• Direction:
Repeat the listing exactly as given, omitting every image.

----- Data entries -----

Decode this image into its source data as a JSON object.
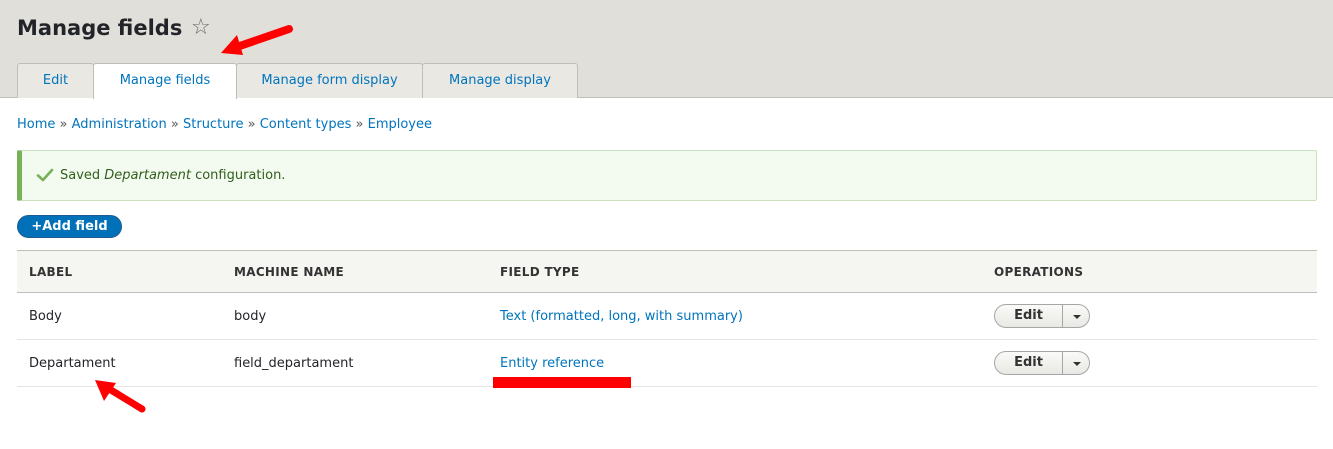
{
  "header": {
    "title": "Manage fields",
    "star_icon": "☆"
  },
  "tabs": [
    {
      "label": "Edit",
      "active": false
    },
    {
      "label": "Manage fields",
      "active": true
    },
    {
      "label": "Manage form display",
      "active": false
    },
    {
      "label": "Manage display",
      "active": false
    }
  ],
  "breadcrumb": [
    "Home",
    "Administration",
    "Structure",
    "Content types",
    "Employee"
  ],
  "breadcrumb_sep": "»",
  "message": {
    "prefix": "Saved ",
    "emphasis": "Departament",
    "suffix": " configuration.",
    "icon": "check-icon"
  },
  "add_field": {
    "label": "Add field",
    "icon": "+"
  },
  "table": {
    "headers": [
      "LABEL",
      "MACHINE NAME",
      "FIELD TYPE",
      "OPERATIONS"
    ],
    "rows": [
      {
        "label": "Body",
        "machine_name": "body",
        "field_type": "Text (formatted, long, with summary)",
        "op": "Edit"
      },
      {
        "label": "Departament",
        "machine_name": "field_departament",
        "field_type": "Entity reference",
        "op": "Edit"
      }
    ]
  },
  "colors": {
    "link": "#0074bd",
    "button": "#0071b8",
    "annotation": "#ff0000",
    "success_border": "#77b259"
  }
}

-----

• Output of the exercise:
Decode this image into its source data as a JSON object.
{
  "header": {
    "title": "Manage fields",
    "star_icon": "☆"
  },
  "tabs": [
    {
      "label": "Edit",
      "active": false
    },
    {
      "label": "Manage fields",
      "active": true
    },
    {
      "label": "Manage form display",
      "active": false
    },
    {
      "label": "Manage display",
      "active": false
    }
  ],
  "breadcrumb": [
    "Home",
    "Administration",
    "Structure",
    "Content types",
    "Employee"
  ],
  "breadcrumb_sep": "»",
  "message": {
    "prefix": "Saved ",
    "emphasis": "Departament",
    "suffix": " configuration.",
    "icon": "check-icon"
  },
  "add_field": {
    "label": "Add field",
    "icon": "+"
  },
  "table": {
    "headers": [
      "LABEL",
      "MACHINE NAME",
      "FIELD TYPE",
      "OPERATIONS"
    ],
    "rows": [
      {
        "label": "Body",
        "machine_name": "body",
        "field_type": "Text (formatted, long, with summary)",
        "op": "Edit"
      },
      {
        "label": "Departament",
        "machine_name": "field_departament",
        "field_type": "Entity reference",
        "op": "Edit"
      }
    ]
  },
  "colors": {
    "link": "#0074bd",
    "button": "#0071b8",
    "annotation": "#ff0000",
    "success_border": "#77b259"
  }
}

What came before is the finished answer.